SELECTED EXCERPT>
---------------
Friday was another busy day at the ATLA conference. I first went to a session titled "'Treasures Hid in the Sand': Finding Information for Religious Studies Research in Electronic Non-Theological Resources." The presenter, Judy Clarence, instruction librarian at California State University East Bay, demonstrated how to find information for religious and theological studies research in a number of different library databases, ones we might not normally think of. For example, Agricola, the primary database in agriculture, contains many citations related to church work with the hungry. CINAHL (Cumulative Index of Nursing and Allied Health) provides access to some literature on spiritual care and chaplaincy. GenderWatch and Ethnic NewsWatch contain information about religious topics with emphases on gender issues and ethic and minority groups. (Ethinic NewsWatch is particularly useful because one can narrow search results by ethnic group.) As a final example here, ABI/Inform, the major database in business, provides access to literature on church management and fundraising. Clarence's session showed once again the importance of cross-disciplinary database/index searches in comprehensive research.
The second session I attended was a talk by Anne LeVeque, who is currently employed by the Congressional Research Service. Anne explained that librarians for the CRS work exclusively for members of Congress, not the general public. She gave examples of broad types of issues she regularly researches. Many of these are obvious: faith-based and community initiatives, church-state issues, evolution, school prayer, public displays (the Ten Commandment, for example), inaugural traditions (e.g, with respect to the Bible and prayers), demographic questions (e.g., "How many Presbyterians live in my district?"), world religious traditions, holiday traditions, ecumenical/interfaith relations, cults, and bioethics (abortion, stem cell research, and end-of-life issues). She receives everything from simple and quick ready-reference questions to those that take days to research. (If providing reference services to members of Congress sounds interesting, the CRS currently has job openings!)
---------------
RECORDS>

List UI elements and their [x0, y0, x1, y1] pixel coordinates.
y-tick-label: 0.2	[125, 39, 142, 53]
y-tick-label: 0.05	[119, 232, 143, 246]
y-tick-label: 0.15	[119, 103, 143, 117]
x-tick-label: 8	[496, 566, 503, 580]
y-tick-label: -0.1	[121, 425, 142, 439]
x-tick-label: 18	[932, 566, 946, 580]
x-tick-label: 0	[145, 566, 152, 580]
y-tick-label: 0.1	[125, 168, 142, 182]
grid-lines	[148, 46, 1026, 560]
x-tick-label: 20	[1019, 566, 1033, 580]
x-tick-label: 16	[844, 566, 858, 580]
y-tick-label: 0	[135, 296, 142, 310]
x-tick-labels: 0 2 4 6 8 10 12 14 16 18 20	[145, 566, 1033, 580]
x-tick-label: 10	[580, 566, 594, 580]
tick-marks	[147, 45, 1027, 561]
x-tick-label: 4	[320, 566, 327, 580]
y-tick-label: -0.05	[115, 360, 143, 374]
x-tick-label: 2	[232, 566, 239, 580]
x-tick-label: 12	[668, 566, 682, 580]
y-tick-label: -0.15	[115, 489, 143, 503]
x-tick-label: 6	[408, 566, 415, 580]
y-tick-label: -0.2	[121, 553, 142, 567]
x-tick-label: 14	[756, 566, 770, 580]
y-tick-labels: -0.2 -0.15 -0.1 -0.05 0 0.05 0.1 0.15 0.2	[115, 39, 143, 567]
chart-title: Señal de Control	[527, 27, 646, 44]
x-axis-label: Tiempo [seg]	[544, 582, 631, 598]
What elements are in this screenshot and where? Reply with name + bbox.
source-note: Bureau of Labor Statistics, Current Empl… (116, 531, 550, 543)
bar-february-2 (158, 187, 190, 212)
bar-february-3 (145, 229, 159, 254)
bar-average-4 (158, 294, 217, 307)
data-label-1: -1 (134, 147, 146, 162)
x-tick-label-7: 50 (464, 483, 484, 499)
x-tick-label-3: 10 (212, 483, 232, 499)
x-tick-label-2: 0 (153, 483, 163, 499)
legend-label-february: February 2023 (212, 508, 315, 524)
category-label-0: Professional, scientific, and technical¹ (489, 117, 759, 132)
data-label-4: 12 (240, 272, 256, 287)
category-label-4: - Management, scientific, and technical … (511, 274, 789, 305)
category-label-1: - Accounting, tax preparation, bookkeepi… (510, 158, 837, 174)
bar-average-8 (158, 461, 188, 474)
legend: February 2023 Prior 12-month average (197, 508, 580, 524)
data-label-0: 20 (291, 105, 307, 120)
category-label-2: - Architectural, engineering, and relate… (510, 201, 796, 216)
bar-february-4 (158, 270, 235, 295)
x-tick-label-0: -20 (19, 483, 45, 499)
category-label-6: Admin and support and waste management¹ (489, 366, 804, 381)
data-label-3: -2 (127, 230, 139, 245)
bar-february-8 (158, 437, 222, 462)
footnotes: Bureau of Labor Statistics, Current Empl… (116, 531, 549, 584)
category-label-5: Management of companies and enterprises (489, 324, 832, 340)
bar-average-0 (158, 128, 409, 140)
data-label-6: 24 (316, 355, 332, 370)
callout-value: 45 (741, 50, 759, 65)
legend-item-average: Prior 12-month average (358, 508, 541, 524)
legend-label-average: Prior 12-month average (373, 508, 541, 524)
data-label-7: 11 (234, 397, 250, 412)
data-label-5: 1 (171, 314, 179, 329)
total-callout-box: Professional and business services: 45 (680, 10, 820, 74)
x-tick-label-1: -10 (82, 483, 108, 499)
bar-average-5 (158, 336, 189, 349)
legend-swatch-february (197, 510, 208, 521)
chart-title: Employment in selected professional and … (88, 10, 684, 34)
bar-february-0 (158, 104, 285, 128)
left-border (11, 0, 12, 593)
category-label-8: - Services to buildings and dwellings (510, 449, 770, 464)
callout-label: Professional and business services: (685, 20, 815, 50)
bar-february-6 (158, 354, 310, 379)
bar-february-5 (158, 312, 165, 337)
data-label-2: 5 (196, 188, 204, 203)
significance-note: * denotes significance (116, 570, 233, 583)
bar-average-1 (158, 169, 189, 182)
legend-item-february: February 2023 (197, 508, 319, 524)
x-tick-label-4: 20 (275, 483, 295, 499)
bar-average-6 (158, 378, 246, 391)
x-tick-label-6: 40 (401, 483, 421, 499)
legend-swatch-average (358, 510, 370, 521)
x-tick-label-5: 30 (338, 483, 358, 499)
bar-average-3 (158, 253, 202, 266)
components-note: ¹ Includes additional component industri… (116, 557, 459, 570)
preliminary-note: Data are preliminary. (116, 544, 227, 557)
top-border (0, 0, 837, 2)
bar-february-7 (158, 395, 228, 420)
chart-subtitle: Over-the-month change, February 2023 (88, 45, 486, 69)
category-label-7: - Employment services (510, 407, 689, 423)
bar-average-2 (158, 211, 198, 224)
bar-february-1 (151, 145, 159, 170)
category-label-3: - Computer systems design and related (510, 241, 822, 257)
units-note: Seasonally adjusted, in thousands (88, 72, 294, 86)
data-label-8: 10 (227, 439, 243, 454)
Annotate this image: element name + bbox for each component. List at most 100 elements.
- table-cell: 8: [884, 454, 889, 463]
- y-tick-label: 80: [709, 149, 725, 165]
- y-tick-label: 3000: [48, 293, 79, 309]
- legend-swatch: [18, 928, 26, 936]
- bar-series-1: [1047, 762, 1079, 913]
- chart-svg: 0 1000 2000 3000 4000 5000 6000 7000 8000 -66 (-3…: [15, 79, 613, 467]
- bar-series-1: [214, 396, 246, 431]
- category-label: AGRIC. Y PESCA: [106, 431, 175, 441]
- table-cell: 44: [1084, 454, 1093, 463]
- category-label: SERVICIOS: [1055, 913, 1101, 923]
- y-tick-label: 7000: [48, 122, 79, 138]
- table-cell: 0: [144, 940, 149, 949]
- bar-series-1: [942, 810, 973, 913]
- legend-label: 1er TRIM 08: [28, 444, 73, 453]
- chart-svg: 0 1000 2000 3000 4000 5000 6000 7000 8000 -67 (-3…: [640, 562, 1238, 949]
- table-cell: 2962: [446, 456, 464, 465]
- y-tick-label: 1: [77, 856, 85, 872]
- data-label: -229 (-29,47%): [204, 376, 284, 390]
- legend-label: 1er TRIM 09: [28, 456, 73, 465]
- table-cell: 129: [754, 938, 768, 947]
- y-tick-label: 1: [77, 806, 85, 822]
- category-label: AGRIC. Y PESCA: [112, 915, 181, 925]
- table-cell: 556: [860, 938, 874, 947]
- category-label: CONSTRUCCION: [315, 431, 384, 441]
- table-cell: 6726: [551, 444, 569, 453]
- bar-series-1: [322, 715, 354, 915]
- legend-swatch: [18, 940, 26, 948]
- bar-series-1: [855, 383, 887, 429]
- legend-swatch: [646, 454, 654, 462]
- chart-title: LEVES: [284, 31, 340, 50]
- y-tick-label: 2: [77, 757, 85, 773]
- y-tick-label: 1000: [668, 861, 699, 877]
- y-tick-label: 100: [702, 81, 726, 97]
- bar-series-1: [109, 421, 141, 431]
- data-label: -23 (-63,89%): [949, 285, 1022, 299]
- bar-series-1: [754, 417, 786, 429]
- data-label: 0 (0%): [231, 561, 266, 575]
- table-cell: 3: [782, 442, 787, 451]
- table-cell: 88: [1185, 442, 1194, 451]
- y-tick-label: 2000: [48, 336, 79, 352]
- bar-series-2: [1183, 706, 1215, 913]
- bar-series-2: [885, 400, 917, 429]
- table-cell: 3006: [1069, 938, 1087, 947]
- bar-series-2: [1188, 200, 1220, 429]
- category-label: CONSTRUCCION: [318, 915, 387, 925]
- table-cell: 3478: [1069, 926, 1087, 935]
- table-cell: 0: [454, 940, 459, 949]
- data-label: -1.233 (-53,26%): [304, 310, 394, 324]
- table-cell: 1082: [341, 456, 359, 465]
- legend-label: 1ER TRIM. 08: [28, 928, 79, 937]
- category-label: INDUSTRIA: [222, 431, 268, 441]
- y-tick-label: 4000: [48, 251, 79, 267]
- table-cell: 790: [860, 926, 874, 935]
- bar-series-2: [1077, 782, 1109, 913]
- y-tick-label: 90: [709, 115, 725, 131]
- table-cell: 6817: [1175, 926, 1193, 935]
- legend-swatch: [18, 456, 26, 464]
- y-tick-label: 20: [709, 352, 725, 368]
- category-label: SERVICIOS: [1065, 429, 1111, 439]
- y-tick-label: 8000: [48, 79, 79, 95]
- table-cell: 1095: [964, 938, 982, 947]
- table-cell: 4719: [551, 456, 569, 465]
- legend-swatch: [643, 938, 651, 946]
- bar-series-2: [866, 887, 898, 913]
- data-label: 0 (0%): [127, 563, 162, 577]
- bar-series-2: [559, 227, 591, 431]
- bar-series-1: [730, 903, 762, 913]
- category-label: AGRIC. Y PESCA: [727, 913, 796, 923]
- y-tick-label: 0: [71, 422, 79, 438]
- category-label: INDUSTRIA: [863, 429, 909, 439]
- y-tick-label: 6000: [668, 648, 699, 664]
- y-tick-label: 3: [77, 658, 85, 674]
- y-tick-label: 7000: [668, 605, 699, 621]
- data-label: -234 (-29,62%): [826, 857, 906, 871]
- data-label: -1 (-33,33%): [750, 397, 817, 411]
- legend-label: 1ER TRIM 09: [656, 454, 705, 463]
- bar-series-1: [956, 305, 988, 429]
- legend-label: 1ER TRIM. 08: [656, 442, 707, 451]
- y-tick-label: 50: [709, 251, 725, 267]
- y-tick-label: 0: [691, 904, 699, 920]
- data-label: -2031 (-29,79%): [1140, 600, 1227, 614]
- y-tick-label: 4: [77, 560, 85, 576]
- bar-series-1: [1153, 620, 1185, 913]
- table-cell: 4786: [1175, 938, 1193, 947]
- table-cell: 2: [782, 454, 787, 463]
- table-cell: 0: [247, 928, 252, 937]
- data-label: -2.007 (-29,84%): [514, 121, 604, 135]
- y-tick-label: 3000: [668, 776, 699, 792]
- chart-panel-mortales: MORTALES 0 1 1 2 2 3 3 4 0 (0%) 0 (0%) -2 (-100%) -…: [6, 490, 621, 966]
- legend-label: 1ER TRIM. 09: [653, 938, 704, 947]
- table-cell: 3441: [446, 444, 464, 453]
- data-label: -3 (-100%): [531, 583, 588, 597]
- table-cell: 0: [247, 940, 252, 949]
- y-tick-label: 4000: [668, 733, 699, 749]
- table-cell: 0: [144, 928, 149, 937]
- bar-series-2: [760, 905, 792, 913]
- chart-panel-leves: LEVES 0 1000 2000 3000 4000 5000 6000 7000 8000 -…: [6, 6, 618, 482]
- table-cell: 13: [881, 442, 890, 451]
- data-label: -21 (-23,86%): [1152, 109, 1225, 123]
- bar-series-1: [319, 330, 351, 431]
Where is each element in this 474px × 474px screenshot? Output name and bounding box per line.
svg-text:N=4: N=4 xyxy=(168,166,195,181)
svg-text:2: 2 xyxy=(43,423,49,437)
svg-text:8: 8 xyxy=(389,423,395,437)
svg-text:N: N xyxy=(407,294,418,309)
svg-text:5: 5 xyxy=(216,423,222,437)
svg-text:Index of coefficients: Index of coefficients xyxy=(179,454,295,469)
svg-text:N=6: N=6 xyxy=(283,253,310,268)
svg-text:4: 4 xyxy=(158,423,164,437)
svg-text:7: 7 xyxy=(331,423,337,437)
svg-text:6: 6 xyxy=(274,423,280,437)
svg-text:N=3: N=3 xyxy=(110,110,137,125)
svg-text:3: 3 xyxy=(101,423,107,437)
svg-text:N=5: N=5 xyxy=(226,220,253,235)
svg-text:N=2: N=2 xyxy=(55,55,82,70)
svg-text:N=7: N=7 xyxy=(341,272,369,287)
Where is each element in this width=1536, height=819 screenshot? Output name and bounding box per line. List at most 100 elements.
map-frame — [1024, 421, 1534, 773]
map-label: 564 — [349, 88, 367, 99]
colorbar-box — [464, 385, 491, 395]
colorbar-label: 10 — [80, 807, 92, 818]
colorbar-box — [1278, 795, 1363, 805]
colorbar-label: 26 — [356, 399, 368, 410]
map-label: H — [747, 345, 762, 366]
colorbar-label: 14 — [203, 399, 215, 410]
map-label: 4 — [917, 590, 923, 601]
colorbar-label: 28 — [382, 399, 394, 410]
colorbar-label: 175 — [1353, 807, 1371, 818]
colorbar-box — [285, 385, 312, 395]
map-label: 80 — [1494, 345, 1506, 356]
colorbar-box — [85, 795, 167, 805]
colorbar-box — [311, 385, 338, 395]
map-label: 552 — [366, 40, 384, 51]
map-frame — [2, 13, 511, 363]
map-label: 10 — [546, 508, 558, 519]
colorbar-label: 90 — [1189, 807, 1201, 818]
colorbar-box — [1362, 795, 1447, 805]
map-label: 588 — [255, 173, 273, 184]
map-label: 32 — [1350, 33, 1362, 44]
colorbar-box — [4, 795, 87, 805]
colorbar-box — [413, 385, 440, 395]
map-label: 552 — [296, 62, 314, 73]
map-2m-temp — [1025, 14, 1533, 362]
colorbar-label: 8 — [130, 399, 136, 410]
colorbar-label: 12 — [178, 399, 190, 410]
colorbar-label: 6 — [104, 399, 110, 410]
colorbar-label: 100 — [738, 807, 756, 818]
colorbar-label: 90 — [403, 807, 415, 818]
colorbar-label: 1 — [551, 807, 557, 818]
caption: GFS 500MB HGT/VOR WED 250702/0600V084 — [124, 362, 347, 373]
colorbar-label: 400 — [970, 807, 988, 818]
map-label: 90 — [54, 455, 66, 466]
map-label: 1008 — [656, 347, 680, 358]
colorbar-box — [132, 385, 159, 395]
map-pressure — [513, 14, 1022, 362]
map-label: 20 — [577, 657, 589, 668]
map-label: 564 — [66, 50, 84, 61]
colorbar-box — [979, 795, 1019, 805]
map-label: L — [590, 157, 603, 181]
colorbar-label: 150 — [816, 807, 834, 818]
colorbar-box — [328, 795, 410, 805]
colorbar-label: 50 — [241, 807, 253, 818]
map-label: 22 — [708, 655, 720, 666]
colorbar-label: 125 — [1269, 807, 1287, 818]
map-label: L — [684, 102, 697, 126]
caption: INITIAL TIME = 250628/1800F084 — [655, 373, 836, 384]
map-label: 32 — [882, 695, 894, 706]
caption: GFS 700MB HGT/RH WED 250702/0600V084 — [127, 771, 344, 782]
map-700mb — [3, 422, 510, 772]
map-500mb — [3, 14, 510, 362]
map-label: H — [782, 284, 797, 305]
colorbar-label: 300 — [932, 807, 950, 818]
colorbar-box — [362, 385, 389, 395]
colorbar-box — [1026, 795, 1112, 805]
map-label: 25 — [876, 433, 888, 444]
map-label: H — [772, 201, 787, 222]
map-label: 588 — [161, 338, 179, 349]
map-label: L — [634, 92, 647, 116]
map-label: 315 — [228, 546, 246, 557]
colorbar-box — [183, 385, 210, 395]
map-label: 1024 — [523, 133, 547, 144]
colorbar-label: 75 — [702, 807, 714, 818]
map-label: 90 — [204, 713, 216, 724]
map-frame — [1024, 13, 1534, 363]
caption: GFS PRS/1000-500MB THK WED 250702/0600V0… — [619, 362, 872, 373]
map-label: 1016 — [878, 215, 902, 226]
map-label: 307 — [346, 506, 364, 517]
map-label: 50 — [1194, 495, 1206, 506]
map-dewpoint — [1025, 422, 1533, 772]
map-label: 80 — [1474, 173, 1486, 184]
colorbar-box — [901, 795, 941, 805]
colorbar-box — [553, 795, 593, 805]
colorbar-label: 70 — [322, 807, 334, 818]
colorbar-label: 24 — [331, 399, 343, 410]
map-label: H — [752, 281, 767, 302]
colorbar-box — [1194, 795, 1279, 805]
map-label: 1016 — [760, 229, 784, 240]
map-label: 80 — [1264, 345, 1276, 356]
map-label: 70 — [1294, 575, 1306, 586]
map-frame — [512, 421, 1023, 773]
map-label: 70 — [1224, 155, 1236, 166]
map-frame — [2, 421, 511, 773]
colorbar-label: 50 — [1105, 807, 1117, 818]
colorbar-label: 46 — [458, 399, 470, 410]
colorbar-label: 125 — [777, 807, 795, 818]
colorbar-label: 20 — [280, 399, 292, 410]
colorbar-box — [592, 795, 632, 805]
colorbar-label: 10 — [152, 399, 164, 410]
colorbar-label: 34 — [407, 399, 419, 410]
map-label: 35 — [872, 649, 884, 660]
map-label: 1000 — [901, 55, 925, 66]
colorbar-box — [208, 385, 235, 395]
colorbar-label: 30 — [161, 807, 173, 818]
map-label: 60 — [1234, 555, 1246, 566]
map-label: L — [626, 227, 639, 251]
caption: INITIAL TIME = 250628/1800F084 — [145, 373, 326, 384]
---------------
REQUIRED ACTION 1>
Answer these questions about the ATLA conference account.
(a) Which database does the account describe as the major one in business, with literature on church management and fundraising?
(b) According to Anne LeVeque, whom do CRS librarians work for?
(c) At which university is Judy Clarence an instruction librarian?
REQUIRED ACTION 2>
Carry on the account of Friday at the ATLA conference, starting after its final sentence.

RESULT 1>
(a) ABI/Inform
(b) Members of Congress only, not the general public
(c) California State University East Bay

RESULT 2>
I then heard Libby Peterek, a recent graduate of the School of Information at the University of Texas-Austin, speak about information retrieval strategies. She focused mostly on RSS. (Her presentation is online.)
RSS is not new to me: I've used RSS for over two years. It is my primary means of news gathering. I subscribe to over 155 RSS feeds through my Bloglines account. I won't explain what RSS is here (google it), but I agree with Libby that it is a form of information retrieval. I had previously thought of RSS simply as a form of "push" content, but I read an interesting essay today by Kevin Hale, who argues quite persuasively that RSS is actually the next paradigm in search. However, I didn't agree with everything he wrote (e.g., "Google is essentially a library").
The final session I attended was about OpenURLs. Andrew Keck from the Duke Divinity School library explained what OpenURLs are and how they are implemented. (Keck was quoted in a recent Library Journal article about the use of iPods in libraries.) For those of you who know what OpenURL is, it is now officially a NISO standard. Essentially, OpenURLs are links between electronic resources. In a library database, an article citation which may actually be included in full text in another database is linked to the full text via an OpenURL. This assumes that the two databases are OpenURL-enabled and the library has an OpenURL server. OpenURLs are big time-savers for users and greatly increase access to a library's full text holdings.